Given data
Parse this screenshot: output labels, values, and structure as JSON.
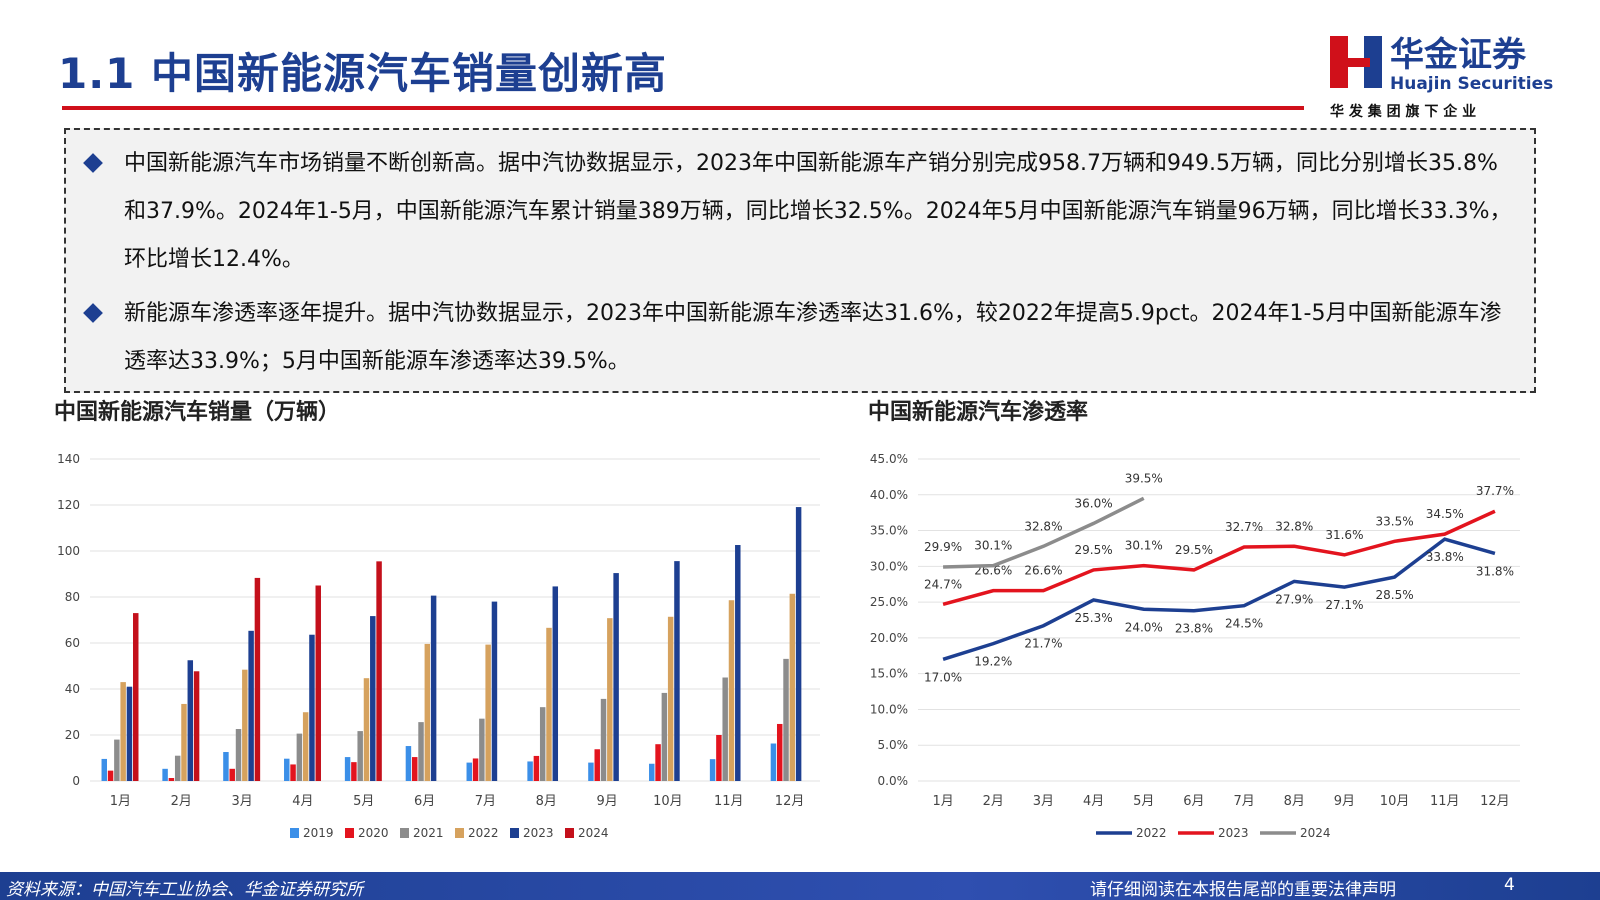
{
  "header": {
    "title": "1.1 中国新能源汽车销量创新高",
    "logo_name": "华金证券",
    "logo_en": "Huajin Securities",
    "logo_sub": "华 发 集 团 旗 下 企 业"
  },
  "bullets": [
    "中国新能源汽车市场销量不断创新高。据中汽协数据显示，2023年中国新能源车产销分别完成958.7万辆和949.5万辆，同比分别增长35.8%和37.9%。2024年1-5月，中国新能源汽车累计销量389万辆，同比增长32.5%。2024年5月中国新能源汽车销量96万辆，同比增长33.3%，环比增长12.4%。",
    "新能源车渗透率逐年提升。据中汽协数据显示，2023年中国新能源车渗透率达31.6%，较2022年提高5.9pct。2024年1-5月中国新能源车渗透率达33.9%；5月中国新能源车渗透率达39.5%。"
  ],
  "footer": {
    "source": "资料来源：中国汽车工业协会、华金证券研究所",
    "notice": "请仔细阅读在本报告尾部的重要法律声明",
    "page": "4"
  },
  "chart_data": [
    {
      "type": "bar",
      "title": "中国新能源汽车销量（万辆）",
      "categories": [
        "1月",
        "2月",
        "3月",
        "4月",
        "5月",
        "6月",
        "7月",
        "8月",
        "9月",
        "10月",
        "11月",
        "12月"
      ],
      "series": [
        {
          "name": "2019",
          "color": "#3b8fe8",
          "values": [
            9.6,
            5.3,
            12.6,
            9.7,
            10.4,
            15.2,
            8,
            8.5,
            8,
            7.5,
            9.5,
            16.3
          ]
        },
        {
          "name": "2020",
          "color": "#e3141e",
          "values": [
            4.5,
            1.3,
            5.3,
            7.2,
            8.2,
            10.4,
            9.8,
            10.9,
            13.8,
            16,
            20,
            24.8
          ]
        },
        {
          "name": "2021",
          "color": "#8c8c8c",
          "values": [
            18,
            11,
            22.6,
            20.6,
            21.7,
            25.6,
            27.1,
            32.1,
            35.7,
            38.3,
            45,
            53.1
          ]
        },
        {
          "name": "2022",
          "color": "#d6a25e",
          "values": [
            43,
            33.5,
            48.4,
            29.9,
            44.7,
            59.6,
            59.3,
            66.6,
            70.8,
            71.4,
            78.6,
            81.4
          ]
        },
        {
          "name": "2023",
          "color": "#1d3f91",
          "values": [
            41,
            52.5,
            65.3,
            63.6,
            71.7,
            80.6,
            78,
            84.6,
            90.4,
            95.6,
            102.6,
            119.1
          ]
        },
        {
          "name": "2024",
          "color": "#c4101b",
          "values": [
            73,
            47.7,
            88.3,
            85,
            95.5,
            null,
            null,
            null,
            null,
            null,
            null,
            null
          ]
        }
      ],
      "ylim": [
        0,
        140
      ],
      "yticks": [
        0,
        20,
        40,
        60,
        80,
        100,
        120,
        140
      ],
      "legend": "bottom"
    },
    {
      "type": "line",
      "title": "中国新能源汽车渗透率",
      "categories": [
        "1月",
        "2月",
        "3月",
        "4月",
        "5月",
        "6月",
        "7月",
        "8月",
        "9月",
        "10月",
        "11月",
        "12月"
      ],
      "series": [
        {
          "name": "2022",
          "color": "#1d3f91",
          "values": [
            17.0,
            19.2,
            21.7,
            25.3,
            24.0,
            23.8,
            24.5,
            27.9,
            27.1,
            28.5,
            33.8,
            31.8
          ],
          "value_labels": [
            "17.0%",
            "19.2%",
            "21.7%",
            "25.3%",
            "24.0%",
            "23.8%",
            "24.5%",
            "27.9%",
            "27.1%",
            "28.5%",
            "33.8%",
            "31.8%"
          ]
        },
        {
          "name": "2023",
          "color": "#e3141e",
          "values": [
            24.7,
            26.6,
            26.6,
            29.5,
            30.1,
            29.5,
            32.7,
            32.8,
            31.6,
            33.5,
            34.5,
            37.7
          ],
          "value_labels": [
            "24.7%",
            "26.6%",
            "26.6%",
            "29.5%",
            "30.1%",
            "29.5%",
            "32.7%",
            "32.8%",
            "31.6%",
            "33.5%",
            "34.5%",
            "37.7%"
          ]
        },
        {
          "name": "2024",
          "color": "#8c8c8c",
          "values": [
            29.9,
            30.1,
            32.8,
            36.0,
            39.5,
            null,
            null,
            null,
            null,
            null,
            null,
            null
          ],
          "value_labels": [
            "29.9%",
            "30.1%",
            "32.8%",
            "36.0%",
            "39.5%",
            null,
            null,
            null,
            null,
            null,
            null,
            null
          ]
        }
      ],
      "ylim": [
        0,
        45
      ],
      "yticks": [
        {
          "value": 0,
          "label": "0.0%"
        },
        {
          "value": 5,
          "label": "5.0%"
        },
        {
          "value": 10,
          "label": "10.0%"
        },
        {
          "value": 15,
          "label": "15.0%"
        },
        {
          "value": 20,
          "label": "20.0%"
        },
        {
          "value": 25,
          "label": "25.0%"
        },
        {
          "value": 30,
          "label": "30.0%"
        },
        {
          "value": 35,
          "label": "35.0%"
        },
        {
          "value": 40,
          "label": "40.0%"
        },
        {
          "value": 45,
          "label": "45.0%"
        }
      ],
      "legend": "bottom"
    }
  ]
}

Task objective
Find the word "title" in the data and copy out each line where it turns up.

Output of the exercise
    "title": "1.1 中国新能源汽车销量创新高",
      "title": "中国新能源汽车销量（万辆）",
      "title": "中国新能源汽车渗透率",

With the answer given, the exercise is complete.